Data for this task ->

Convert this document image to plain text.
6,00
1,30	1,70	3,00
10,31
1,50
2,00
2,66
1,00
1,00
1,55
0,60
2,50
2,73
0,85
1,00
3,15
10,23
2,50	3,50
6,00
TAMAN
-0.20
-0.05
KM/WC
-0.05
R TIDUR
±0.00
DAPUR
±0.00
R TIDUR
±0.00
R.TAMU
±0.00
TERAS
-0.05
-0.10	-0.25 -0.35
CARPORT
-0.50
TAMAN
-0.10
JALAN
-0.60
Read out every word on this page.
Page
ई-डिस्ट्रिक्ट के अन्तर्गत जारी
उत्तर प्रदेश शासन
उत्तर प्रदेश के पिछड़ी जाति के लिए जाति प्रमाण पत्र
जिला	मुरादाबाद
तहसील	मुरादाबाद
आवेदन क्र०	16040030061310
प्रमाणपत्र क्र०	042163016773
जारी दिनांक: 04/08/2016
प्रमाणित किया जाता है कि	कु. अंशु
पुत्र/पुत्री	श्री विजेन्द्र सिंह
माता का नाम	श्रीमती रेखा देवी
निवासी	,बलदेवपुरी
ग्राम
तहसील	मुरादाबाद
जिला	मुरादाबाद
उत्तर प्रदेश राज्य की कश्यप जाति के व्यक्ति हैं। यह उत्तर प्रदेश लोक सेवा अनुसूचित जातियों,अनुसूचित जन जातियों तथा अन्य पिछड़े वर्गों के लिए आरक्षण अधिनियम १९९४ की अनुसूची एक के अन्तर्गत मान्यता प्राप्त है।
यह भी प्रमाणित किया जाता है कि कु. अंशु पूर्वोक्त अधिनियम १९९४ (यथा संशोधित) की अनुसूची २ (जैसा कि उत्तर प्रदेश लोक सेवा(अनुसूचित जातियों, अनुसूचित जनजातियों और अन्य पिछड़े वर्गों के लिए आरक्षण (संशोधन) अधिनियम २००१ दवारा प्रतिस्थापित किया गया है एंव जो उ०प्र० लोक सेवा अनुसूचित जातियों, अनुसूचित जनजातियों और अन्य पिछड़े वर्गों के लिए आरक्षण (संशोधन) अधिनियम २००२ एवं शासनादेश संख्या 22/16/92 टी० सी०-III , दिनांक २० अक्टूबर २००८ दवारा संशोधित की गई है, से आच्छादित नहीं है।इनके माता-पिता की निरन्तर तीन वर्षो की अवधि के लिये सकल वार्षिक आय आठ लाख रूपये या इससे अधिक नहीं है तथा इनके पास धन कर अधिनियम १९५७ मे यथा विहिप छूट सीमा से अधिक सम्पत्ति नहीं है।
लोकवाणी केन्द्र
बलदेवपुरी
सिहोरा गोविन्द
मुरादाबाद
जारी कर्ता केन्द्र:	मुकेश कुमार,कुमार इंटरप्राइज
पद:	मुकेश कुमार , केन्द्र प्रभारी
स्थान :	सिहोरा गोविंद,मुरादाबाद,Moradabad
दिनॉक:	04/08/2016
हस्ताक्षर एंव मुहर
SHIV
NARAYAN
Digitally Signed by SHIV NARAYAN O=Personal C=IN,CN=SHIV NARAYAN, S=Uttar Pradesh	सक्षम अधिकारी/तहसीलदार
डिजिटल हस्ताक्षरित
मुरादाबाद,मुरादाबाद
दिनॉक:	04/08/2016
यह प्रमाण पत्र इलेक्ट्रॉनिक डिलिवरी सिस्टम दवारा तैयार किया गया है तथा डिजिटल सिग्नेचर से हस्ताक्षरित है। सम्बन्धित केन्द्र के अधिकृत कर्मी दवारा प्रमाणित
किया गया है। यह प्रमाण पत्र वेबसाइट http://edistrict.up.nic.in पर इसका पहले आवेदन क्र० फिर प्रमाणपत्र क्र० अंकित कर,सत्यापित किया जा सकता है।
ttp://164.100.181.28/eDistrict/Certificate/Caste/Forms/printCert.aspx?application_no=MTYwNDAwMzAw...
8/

Goal -> Quote the data above in full, changing nothing.

Worked solution ->
Convert this document image to plain text.
6,00
1,30	1,70	3,00
10,31
1,50
2,00
2,66
1,00
1,00
1,55
0,60
2,50
2,73
0,85
1,00
3,15
10,23
2,50	3,50
6,00
TAMAN
-0.20
-0.05
KM/WC
-0.05
R TIDUR
±0.00
DAPUR
±0.00
R TIDUR
±0.00
R.TAMU
±0.00
TERAS
-0.05
-0.10	-0.25 -0.35
CARPORT
-0.50
TAMAN
-0.10
JALAN
-0.60
Read out every word on this page.
Page
ई-डिस्ट्रिक्ट के अन्तर्गत जारी
उत्तर प्रदेश शासन
उत्तर प्रदेश के पिछड़ी जाति के लिए जाति प्रमाण पत्र
जिला	मुरादाबाद
तहसील	मुरादाबाद
आवेदन क्र०	16040030061310
प्रमाणपत्र क्र०	042163016773
जारी दिनांक: 04/08/2016
प्रमाणित किया जाता है कि	कु. अंशु
पुत्र/पुत्री	श्री विजेन्द्र सिंह
माता का नाम	श्रीमती रेखा देवी
निवासी	,बलदेवपुरी
ग्राम
तहसील	मुरादाबाद
जिला	मुरादाबाद
उत्तर प्रदेश राज्य की कश्यप जाति के व्यक्ति हैं। यह उत्तर प्रदेश लोक सेवा अनुसूचित जातियों,अनुसूचित जन जातियों तथा अन्य पिछड़े वर्गों के लिए आरक्षण अधिनियम १९९४ की अनुसूची एक के अन्तर्गत मान्यता प्राप्त है।
यह भी प्रमाणित किया जाता है कि कु. अंशु पूर्वोक्त अधिनियम १९९४ (यथा संशोधित) की अनुसूची २ (जैसा कि उत्तर प्रदेश लोक सेवा(अनुसूचित जातियों, अनुसूचित जनजातियों और अन्य पिछड़े वर्गों के लिए आरक्षण (संशोधन) अधिनियम २००१ दवारा प्रतिस्थापित किया गया है एंव जो उ०प्र० लोक सेवा अनुसूचित जातियों, अनुसूचित जनजातियों और अन्य पिछड़े वर्गों के लिए आरक्षण (संशोधन) अधिनियम २००२ एवं शासनादेश संख्या 22/16/92 टी० सी०-III , दिनांक २० अक्टूबर २००८ दवारा संशोधित की गई है, से आच्छादित नहीं है।इनके माता-पिता की निरन्तर तीन वर्षो की अवधि के लिये सकल वार्षिक आय आठ लाख रूपये या इससे अधिक नहीं है तथा इनके पास धन कर अधिनियम १९५७ मे यथा विहिप छूट सीमा से अधिक सम्पत्ति नहीं है।
लोकवाणी केन्द्र
बलदेवपुरी
सिहोरा गोविन्द
मुरादाबाद
जारी कर्ता केन्द्र:	मुकेश कुमार,कुमार इंटरप्राइज
पद:	मुकेश कुमार , केन्द्र प्रभारी
स्थान :	सिहोरा गोविंद,मुरादाबाद,Moradabad
दिनॉक:	04/08/2016
हस्ताक्षर एंव मुहर
SHIV
NARAYAN
Digitally Signed by SHIV NARAYAN O=Personal C=IN,CN=SHIV NARAYAN, S=Uttar Pradesh	सक्षम अधिकारी/तहसीलदार
डिजिटल हस्ताक्षरित
मुरादाबाद,मुरादाबाद
दिनॉक:	04/08/2016
यह प्रमाण पत्र इलेक्ट्रॉनिक डिलिवरी सिस्टम दवारा तैयार किया गया है तथा डिजिटल सिग्नेचर से हस्ताक्षरित है। सम्बन्धित केन्द्र के अधिकृत कर्मी दवारा प्रमाणित
किया गया है। यह प्रमाण पत्र वेबसाइट http://edistrict.up.nic.in पर इसका पहले आवेदन क्र० फिर प्रमाणपत्र क्र० अंकित कर,सत्यापित किया जा सकता है।
ttp://164.100.181.28/eDistrict/Certificate/Caste/Forms/printCert.aspx?application_no=MTYwNDAwMzAw...
8/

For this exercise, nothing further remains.